Restate every line of the material, word for word.

>> START Dataset content

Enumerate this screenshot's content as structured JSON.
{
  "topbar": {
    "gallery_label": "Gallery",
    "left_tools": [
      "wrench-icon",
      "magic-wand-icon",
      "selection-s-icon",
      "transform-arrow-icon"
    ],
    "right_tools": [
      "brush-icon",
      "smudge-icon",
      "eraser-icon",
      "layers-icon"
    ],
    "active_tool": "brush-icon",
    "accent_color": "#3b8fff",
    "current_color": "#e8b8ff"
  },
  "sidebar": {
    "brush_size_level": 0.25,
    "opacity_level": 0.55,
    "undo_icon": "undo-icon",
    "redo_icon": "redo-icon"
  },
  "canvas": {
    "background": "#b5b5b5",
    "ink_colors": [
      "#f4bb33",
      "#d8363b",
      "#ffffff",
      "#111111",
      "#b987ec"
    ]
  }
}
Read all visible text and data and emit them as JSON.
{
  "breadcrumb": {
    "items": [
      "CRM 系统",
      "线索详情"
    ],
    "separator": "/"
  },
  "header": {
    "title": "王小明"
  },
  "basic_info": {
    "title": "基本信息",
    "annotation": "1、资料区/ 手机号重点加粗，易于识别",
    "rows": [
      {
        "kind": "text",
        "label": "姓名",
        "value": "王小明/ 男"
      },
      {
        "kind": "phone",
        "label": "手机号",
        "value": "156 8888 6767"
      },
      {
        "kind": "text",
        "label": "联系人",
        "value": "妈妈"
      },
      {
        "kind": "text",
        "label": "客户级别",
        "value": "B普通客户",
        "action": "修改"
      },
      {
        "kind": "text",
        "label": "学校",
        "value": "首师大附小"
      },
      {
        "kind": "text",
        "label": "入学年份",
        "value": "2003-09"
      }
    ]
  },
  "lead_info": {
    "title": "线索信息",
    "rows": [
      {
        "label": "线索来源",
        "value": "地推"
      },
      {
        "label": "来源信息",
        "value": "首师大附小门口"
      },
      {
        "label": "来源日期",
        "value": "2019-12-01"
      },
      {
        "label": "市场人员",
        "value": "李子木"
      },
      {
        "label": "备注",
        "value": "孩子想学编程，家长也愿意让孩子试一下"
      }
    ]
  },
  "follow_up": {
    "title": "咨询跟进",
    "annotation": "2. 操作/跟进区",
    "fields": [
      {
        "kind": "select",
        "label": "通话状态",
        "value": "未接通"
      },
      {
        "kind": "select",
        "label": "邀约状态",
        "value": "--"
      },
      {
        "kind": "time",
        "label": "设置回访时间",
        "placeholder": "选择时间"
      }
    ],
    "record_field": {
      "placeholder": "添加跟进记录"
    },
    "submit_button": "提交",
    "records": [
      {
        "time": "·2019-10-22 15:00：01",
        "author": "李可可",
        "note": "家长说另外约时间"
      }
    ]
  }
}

>> END Dataset content

Response
Enumerate this screenshot's content as structured JSON.
{
  "topbar": {
    "gallery_label": "Gallery",
    "left_tools": [
      "wrench-icon",
      "magic-wand-icon",
      "selection-s-icon",
      "transform-arrow-icon"
    ],
    "right_tools": [
      "brush-icon",
      "smudge-icon",
      "eraser-icon",
      "layers-icon"
    ],
    "active_tool": "brush-icon",
    "accent_color": "#3b8fff",
    "current_color": "#e8b8ff"
  },
  "sidebar": {
    "brush_size_level": 0.25,
    "opacity_level": 0.55,
    "undo_icon": "undo-icon",
    "redo_icon": "redo-icon"
  },
  "canvas": {
    "background": "#b5b5b5",
    "ink_colors": [
      "#f4bb33",
      "#d8363b",
      "#ffffff",
      "#111111",
      "#b987ec"
    ]
  }
}
Read all visible text and data and emit them as JSON.
{
  "breadcrumb": {
    "items": [
      "CRM 系统",
      "线索详情"
    ],
    "separator": "/"
  },
  "header": {
    "title": "王小明"
  },
  "basic_info": {
    "title": "基本信息",
    "annotation": "1、资料区/ 手机号重点加粗，易于识别",
    "rows": [
      {
        "kind": "text",
        "label": "姓名",
        "value": "王小明/ 男"
      },
      {
        "kind": "phone",
        "label": "手机号",
        "value": "156 8888 6767"
      },
      {
        "kind": "text",
        "label": "联系人",
        "value": "妈妈"
      },
      {
        "kind": "text",
        "label": "客户级别",
        "value": "B普通客户",
        "action": "修改"
      },
      {
        "kind": "text",
        "label": "学校",
        "value": "首师大附小"
      },
      {
        "kind": "text",
        "label": "入学年份",
        "value": "2003-09"
      }
    ]
  },
  "lead_info": {
    "title": "线索信息",
    "rows": [
      {
        "label": "线索来源",
        "value": "地推"
      },
      {
        "label": "来源信息",
        "value": "首师大附小门口"
      },
      {
        "label": "来源日期",
        "value": "2019-12-01"
      },
      {
        "label": "市场人员",
        "value": "李子木"
      },
      {
        "label": "备注",
        "value": "孩子想学编程，家长也愿意让孩子试一下"
      }
    ]
  },
  "follow_up": {
    "title": "咨询跟进",
    "annotation": "2. 操作/跟进区",
    "fields": [
      {
        "kind": "select",
        "label": "通话状态",
        "value": "未接通"
      },
      {
        "kind": "select",
        "label": "邀约状态",
        "value": "--"
      },
      {
        "kind": "time",
        "label": "设置回访时间",
        "placeholder": "选择时间"
      }
    ],
    "record_field": {
      "placeholder": "添加跟进记录"
    },
    "submit_button": "提交",
    "records": [
      {
        "time": "·2019-10-22 15:00：01",
        "author": "李可可",
        "note": "家长说另外约时间"
      }
    ]
  }
}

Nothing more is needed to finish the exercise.